TASK INSTRUCTIONS
Please copy the data starting at its first line and ending at the line containing "legend: 17.1 m", changing "top-outlier-point" to "upper-outlier-point" and leaving everything else as it is.

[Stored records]

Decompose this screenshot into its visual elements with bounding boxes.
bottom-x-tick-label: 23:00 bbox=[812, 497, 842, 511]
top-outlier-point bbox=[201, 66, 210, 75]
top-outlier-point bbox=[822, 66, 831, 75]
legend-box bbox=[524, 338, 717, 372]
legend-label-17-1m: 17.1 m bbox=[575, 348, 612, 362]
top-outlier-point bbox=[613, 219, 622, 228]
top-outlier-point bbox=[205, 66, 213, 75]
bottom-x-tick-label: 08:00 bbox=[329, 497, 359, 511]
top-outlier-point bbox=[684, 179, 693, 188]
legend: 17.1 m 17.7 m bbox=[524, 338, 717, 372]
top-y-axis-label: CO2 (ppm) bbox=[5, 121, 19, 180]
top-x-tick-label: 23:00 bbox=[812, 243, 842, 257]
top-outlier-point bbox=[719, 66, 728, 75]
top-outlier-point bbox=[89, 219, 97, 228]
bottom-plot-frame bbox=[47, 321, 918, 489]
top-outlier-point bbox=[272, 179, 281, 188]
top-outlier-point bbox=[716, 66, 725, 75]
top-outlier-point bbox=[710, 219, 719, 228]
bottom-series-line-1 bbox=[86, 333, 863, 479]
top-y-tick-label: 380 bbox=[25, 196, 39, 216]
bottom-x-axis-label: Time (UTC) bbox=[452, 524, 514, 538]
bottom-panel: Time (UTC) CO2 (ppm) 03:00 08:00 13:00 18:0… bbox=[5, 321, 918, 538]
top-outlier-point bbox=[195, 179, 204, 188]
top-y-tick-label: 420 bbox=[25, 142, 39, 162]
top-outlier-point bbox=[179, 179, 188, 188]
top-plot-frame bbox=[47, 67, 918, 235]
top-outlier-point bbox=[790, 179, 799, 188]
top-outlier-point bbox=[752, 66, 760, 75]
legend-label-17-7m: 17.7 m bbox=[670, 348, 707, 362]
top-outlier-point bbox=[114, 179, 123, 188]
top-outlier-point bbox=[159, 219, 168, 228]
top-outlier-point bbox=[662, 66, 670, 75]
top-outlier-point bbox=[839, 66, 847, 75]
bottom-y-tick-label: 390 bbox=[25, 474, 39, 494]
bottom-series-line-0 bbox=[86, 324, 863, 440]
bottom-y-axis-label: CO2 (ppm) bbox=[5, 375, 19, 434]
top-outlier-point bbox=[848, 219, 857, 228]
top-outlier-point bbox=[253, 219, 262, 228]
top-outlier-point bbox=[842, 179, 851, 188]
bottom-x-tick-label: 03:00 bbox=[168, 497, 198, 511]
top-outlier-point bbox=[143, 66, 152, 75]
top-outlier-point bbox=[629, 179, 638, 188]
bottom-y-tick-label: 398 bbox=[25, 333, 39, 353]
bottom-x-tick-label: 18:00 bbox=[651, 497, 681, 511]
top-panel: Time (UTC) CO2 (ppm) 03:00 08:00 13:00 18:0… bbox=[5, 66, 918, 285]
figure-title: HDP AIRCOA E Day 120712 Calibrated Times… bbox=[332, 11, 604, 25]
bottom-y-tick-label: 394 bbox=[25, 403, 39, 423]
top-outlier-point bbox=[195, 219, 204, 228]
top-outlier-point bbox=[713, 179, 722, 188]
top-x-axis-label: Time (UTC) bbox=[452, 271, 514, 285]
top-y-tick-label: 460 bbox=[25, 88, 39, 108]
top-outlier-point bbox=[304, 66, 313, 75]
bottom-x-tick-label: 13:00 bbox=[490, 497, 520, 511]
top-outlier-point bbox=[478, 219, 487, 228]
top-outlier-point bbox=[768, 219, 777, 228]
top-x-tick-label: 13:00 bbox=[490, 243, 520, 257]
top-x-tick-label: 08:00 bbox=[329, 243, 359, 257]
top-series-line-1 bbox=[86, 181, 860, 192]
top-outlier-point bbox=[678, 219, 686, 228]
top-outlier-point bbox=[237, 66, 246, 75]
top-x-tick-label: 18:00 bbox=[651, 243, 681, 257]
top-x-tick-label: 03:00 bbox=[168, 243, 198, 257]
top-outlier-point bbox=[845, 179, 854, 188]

RESPONSE TO THIS EXERCISE
Decompose this screenshot into its visual elements with bounding boxes.
bottom-x-tick-label: 23:00 bbox=[812, 497, 842, 511]
upper-outlier-point bbox=[201, 66, 210, 75]
upper-outlier-point bbox=[822, 66, 831, 75]
legend-box bbox=[524, 338, 717, 372]
legend-label-17-1m: 17.1 m bbox=[575, 348, 612, 362]
upper-outlier-point bbox=[613, 219, 622, 228]
upper-outlier-point bbox=[205, 66, 213, 75]
bottom-x-tick-label: 08:00 bbox=[329, 497, 359, 511]
upper-outlier-point bbox=[684, 179, 693, 188]
legend: 17.1 m 17.7 m bbox=[524, 338, 717, 372]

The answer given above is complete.